Show all lines from the data that include the word "diplôme".
***** Data provided *****
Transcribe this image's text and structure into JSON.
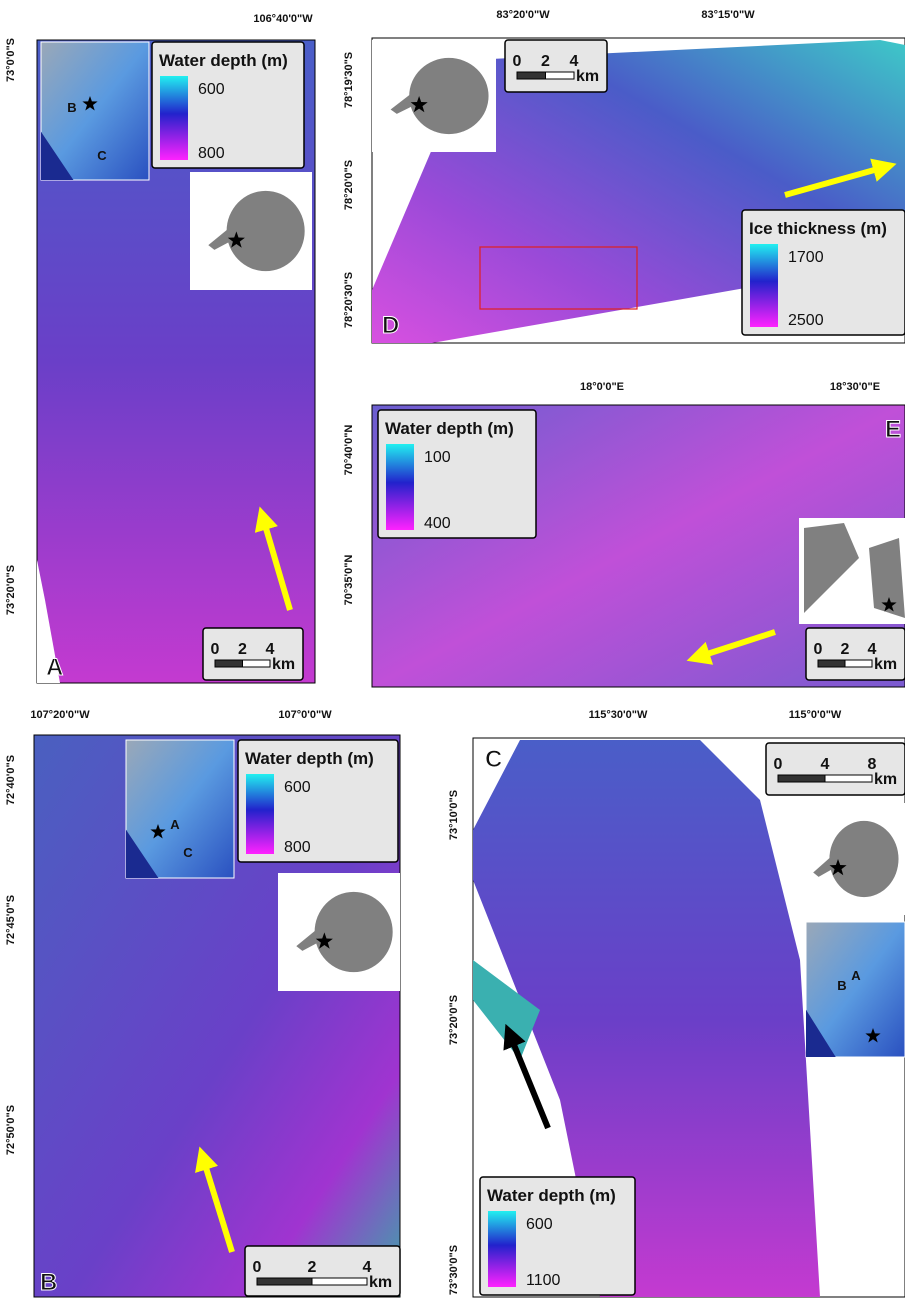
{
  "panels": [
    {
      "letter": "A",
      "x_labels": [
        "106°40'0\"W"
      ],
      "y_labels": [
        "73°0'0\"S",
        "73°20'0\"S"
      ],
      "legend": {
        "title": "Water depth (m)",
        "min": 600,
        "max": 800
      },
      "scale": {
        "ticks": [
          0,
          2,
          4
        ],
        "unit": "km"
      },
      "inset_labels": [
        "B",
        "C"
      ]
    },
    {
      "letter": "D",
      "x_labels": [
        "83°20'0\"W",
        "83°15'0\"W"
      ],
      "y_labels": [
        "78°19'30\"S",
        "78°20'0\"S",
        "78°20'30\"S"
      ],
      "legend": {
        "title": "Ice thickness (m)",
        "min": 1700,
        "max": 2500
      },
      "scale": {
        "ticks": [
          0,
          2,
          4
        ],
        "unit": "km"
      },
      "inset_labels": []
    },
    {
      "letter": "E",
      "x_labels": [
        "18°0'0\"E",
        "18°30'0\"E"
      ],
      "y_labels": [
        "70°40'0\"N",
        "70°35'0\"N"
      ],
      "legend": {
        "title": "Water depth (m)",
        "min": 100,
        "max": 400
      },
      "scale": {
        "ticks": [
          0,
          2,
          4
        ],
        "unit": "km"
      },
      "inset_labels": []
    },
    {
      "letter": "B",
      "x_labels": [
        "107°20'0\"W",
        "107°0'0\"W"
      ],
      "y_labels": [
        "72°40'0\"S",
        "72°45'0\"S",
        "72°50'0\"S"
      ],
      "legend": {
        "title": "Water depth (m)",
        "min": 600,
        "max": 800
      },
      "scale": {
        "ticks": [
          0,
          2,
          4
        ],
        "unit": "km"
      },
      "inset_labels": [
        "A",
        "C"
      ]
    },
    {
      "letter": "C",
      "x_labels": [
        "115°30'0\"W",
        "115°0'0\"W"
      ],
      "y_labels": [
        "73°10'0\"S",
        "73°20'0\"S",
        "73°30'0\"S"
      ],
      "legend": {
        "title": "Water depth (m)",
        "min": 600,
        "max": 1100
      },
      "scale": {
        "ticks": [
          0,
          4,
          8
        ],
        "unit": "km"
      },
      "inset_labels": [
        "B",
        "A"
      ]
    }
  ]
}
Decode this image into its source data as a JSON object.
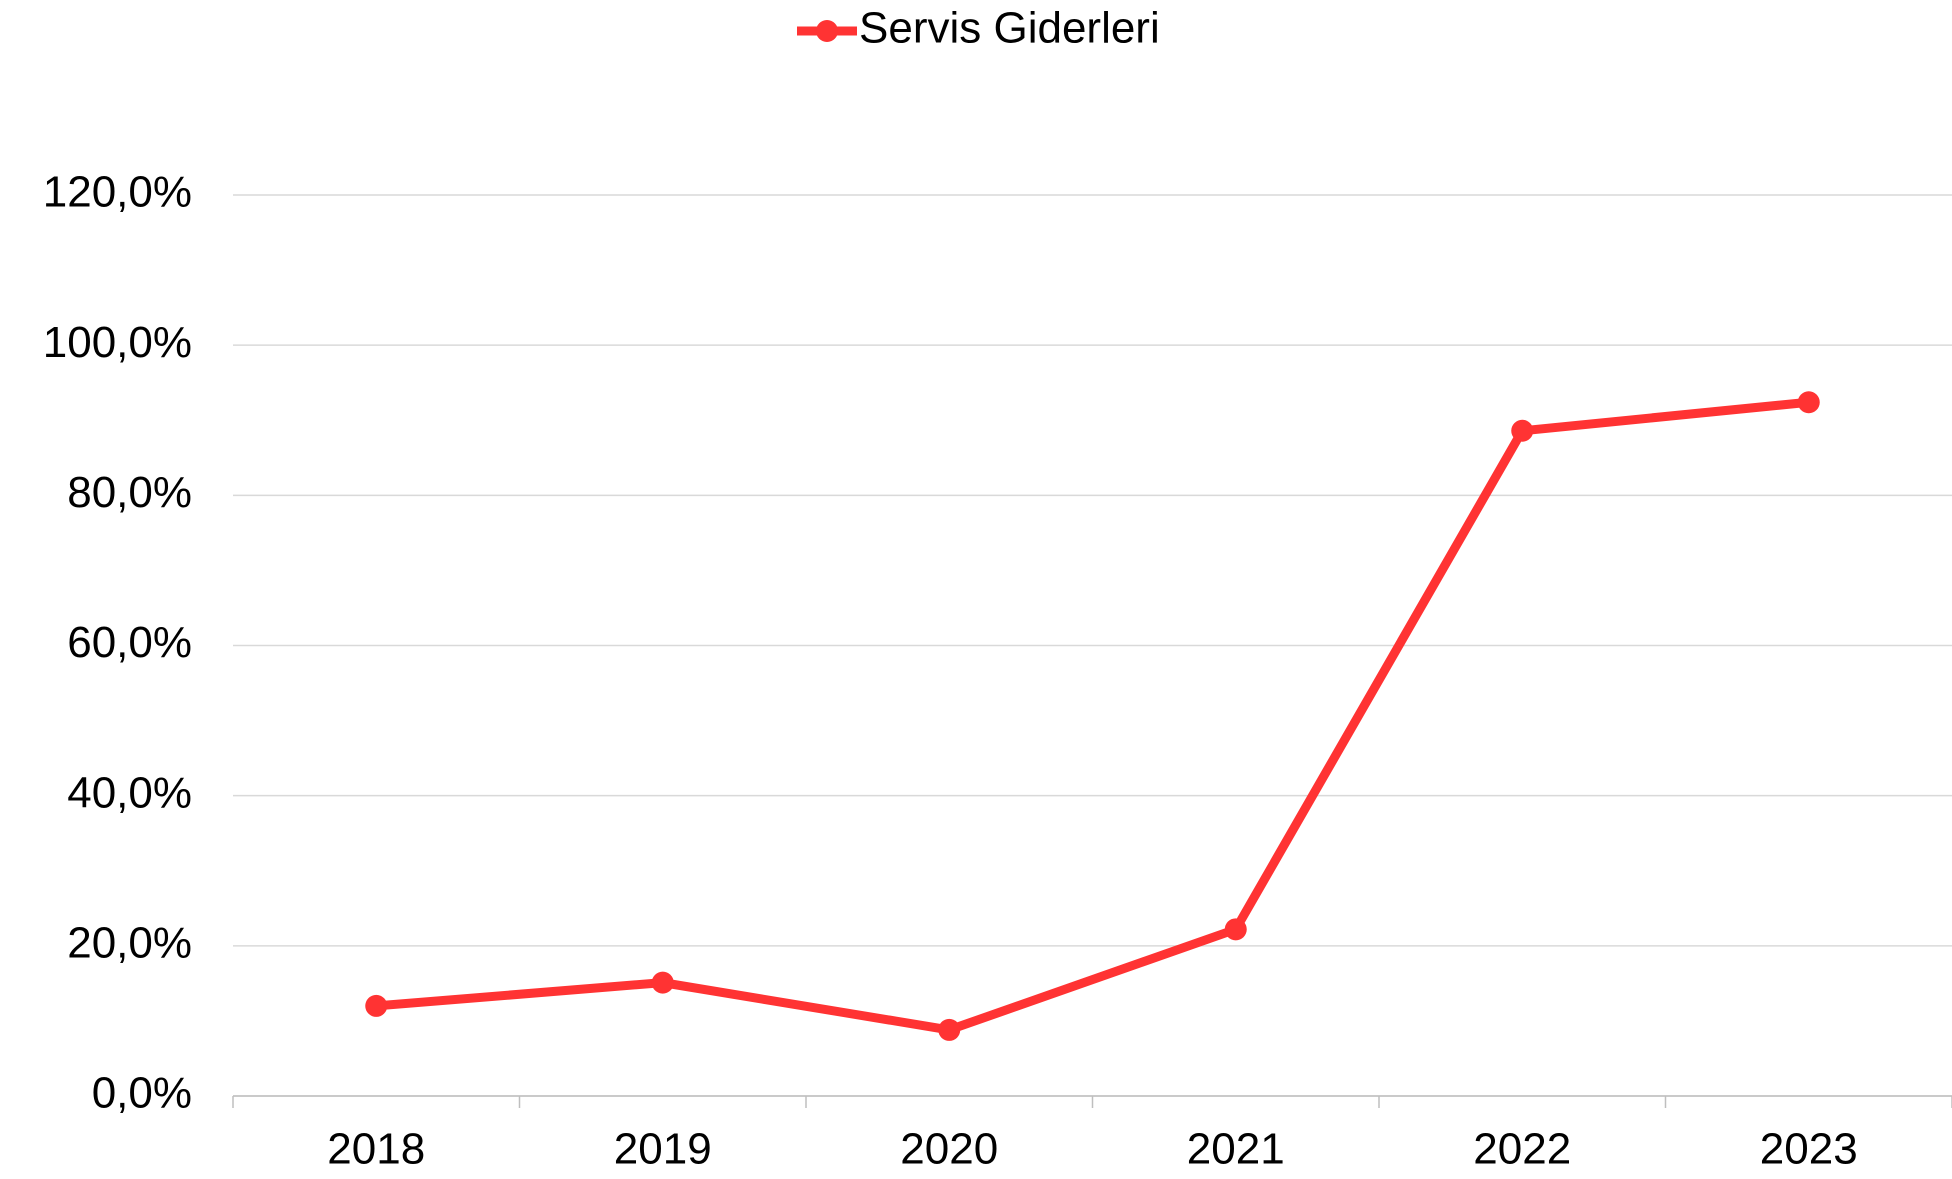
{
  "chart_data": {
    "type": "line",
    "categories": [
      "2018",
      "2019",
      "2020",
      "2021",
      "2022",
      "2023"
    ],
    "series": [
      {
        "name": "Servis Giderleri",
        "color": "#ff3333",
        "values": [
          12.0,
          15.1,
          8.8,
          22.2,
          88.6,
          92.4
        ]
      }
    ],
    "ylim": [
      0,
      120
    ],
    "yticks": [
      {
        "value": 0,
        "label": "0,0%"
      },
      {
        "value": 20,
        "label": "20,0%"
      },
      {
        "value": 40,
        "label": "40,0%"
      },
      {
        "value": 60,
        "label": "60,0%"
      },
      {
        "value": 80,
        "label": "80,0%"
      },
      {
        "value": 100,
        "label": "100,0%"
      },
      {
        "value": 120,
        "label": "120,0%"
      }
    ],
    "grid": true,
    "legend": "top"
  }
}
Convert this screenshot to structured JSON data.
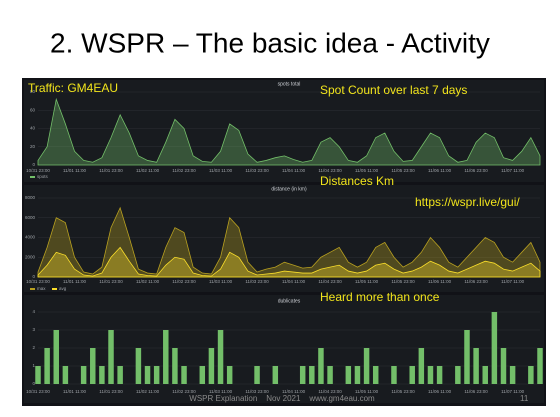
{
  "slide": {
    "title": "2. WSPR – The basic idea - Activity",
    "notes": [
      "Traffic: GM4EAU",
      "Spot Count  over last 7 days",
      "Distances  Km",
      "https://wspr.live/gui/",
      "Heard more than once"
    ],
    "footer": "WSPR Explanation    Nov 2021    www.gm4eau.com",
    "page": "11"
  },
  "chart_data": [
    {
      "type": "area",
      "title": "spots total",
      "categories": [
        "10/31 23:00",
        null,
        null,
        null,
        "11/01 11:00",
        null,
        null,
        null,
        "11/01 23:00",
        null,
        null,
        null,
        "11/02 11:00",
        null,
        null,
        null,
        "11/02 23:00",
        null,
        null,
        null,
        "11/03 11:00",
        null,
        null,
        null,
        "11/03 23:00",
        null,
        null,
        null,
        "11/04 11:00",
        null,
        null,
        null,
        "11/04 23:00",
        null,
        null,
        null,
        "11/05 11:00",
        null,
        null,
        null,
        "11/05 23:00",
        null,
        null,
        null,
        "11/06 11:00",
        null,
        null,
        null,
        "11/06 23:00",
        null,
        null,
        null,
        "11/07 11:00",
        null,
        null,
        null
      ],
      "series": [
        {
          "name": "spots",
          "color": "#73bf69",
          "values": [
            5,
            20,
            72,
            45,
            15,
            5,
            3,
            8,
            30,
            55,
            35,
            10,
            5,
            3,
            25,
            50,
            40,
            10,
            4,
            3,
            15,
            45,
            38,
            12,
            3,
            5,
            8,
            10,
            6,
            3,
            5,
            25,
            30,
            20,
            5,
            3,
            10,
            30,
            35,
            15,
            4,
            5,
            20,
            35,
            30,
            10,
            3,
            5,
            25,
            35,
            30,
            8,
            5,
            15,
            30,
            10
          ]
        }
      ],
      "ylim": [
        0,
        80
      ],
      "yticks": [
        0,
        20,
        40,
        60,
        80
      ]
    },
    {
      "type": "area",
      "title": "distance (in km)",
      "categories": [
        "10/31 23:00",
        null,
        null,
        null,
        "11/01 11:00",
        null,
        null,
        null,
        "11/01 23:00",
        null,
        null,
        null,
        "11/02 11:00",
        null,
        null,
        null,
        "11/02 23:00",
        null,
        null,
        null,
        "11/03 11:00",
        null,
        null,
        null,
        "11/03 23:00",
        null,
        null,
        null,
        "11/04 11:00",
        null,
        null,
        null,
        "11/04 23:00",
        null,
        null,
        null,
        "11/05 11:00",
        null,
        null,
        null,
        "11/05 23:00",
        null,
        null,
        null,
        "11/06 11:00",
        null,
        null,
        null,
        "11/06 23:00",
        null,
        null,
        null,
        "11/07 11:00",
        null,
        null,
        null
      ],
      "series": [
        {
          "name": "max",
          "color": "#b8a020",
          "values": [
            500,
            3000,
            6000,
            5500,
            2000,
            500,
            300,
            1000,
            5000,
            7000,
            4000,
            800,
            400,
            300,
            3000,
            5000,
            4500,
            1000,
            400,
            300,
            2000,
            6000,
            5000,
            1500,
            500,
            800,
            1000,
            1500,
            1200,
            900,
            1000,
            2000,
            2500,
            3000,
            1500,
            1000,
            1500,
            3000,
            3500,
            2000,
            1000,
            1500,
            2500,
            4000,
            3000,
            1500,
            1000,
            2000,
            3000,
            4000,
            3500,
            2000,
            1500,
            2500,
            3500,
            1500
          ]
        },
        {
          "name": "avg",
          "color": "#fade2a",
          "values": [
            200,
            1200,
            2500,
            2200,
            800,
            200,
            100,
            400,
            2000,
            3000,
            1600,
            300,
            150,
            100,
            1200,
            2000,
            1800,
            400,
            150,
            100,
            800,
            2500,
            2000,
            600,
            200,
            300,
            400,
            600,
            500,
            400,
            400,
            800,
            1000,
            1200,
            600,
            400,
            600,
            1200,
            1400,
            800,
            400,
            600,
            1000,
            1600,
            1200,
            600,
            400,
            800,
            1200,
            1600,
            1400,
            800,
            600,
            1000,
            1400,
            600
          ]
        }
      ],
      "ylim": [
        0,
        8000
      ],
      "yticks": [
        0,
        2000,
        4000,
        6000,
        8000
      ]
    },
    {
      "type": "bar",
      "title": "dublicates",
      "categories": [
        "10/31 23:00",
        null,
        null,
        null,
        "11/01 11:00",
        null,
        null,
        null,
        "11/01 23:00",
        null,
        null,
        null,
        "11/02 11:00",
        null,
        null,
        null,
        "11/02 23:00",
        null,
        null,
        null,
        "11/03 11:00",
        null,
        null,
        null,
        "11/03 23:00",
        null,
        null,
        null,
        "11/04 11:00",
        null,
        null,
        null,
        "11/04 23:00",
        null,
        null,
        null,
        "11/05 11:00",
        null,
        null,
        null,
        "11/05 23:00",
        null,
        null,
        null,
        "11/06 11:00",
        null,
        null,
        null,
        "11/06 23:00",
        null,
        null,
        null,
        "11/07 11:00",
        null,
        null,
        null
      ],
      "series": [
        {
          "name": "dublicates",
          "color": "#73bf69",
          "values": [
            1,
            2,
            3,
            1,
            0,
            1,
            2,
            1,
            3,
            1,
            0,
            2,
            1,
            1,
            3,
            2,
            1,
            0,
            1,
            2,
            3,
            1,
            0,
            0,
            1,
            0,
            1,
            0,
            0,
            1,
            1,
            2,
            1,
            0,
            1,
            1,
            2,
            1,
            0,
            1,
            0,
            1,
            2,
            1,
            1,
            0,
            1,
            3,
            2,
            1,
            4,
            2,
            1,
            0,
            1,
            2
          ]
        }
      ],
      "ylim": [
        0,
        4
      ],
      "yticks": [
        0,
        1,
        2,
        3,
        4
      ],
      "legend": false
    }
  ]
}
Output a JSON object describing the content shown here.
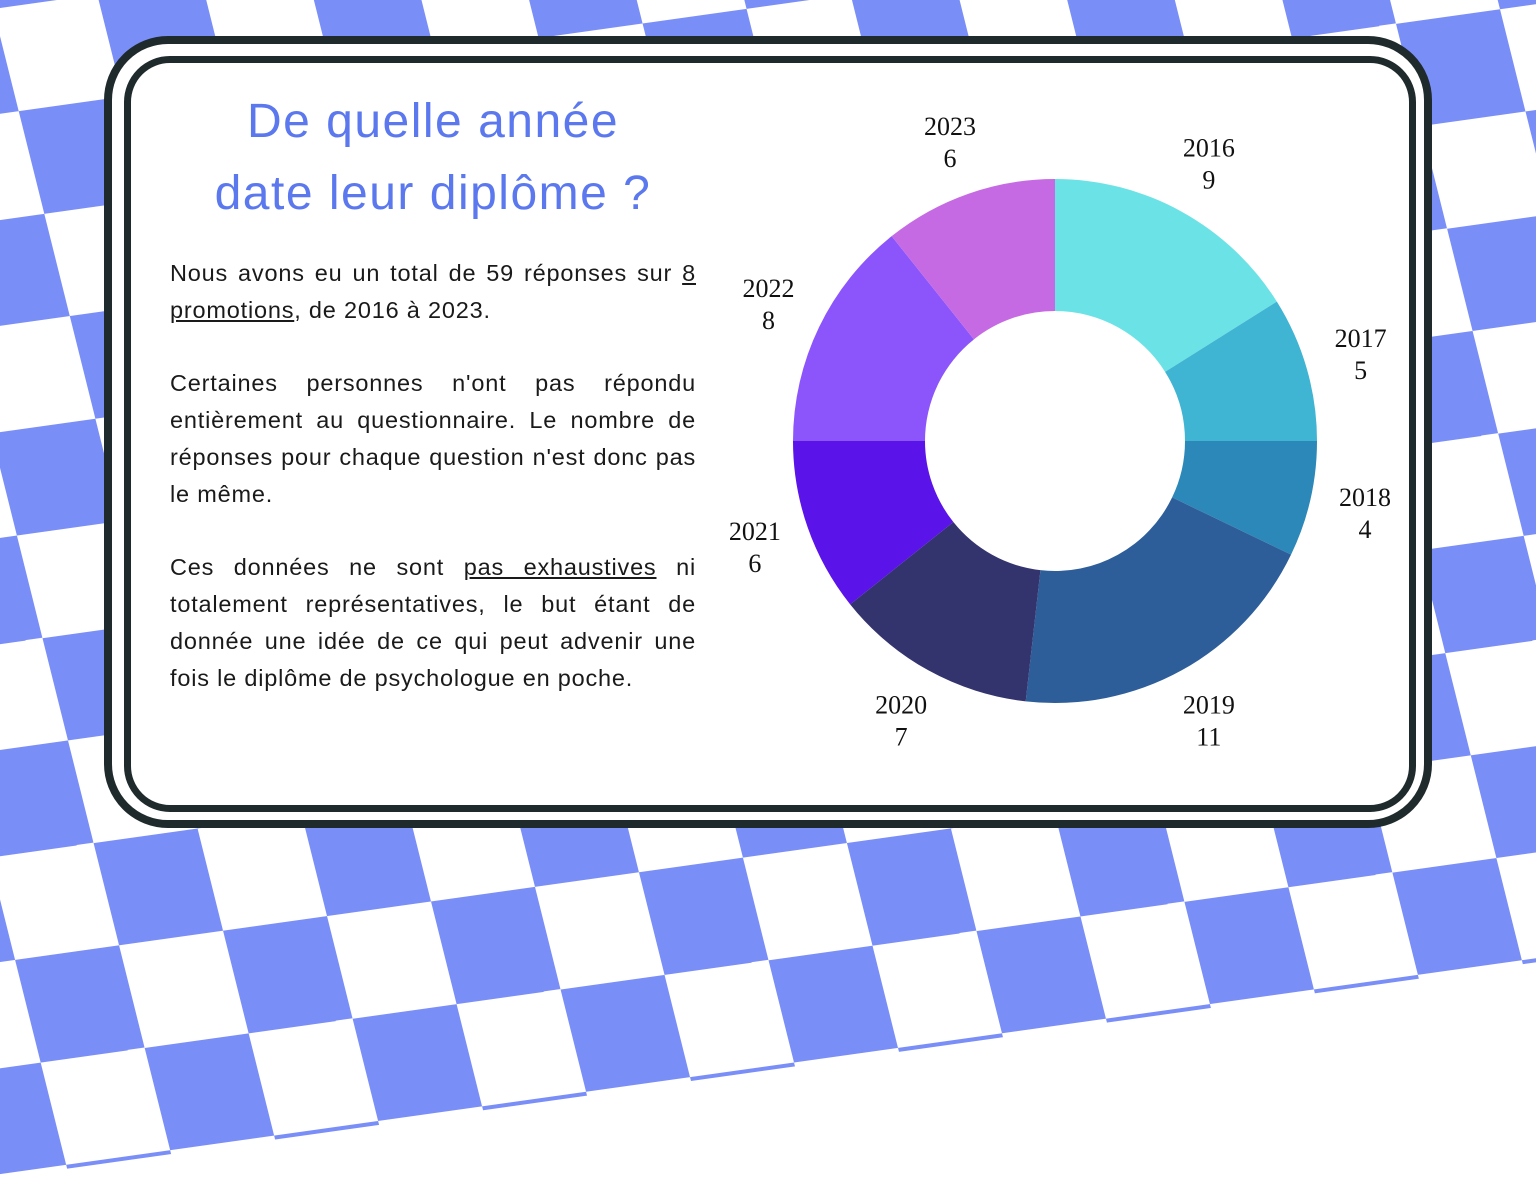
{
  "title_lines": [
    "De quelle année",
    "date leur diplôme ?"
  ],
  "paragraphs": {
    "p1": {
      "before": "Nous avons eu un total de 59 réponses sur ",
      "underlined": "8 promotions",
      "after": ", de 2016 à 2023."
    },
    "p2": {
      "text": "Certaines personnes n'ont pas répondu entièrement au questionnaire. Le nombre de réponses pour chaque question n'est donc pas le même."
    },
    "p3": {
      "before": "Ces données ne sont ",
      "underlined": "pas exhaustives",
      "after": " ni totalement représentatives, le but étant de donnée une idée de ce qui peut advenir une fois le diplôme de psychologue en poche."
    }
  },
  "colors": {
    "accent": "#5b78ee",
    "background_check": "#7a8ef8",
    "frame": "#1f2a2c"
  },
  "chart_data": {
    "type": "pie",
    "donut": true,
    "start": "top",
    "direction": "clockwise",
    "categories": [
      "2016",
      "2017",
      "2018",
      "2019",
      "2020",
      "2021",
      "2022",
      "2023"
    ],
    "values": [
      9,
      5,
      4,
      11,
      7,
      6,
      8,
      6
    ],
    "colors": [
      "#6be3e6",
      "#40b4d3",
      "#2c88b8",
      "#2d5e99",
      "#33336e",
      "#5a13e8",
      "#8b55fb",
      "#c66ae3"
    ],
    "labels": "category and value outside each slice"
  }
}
*****
Full solution:
    "date leur diplôme ?"
      "after": " ni totalement représentatives, le but étant de donnée une idée de ce qui peut advenir une fois le diplôme de psychologue en poche."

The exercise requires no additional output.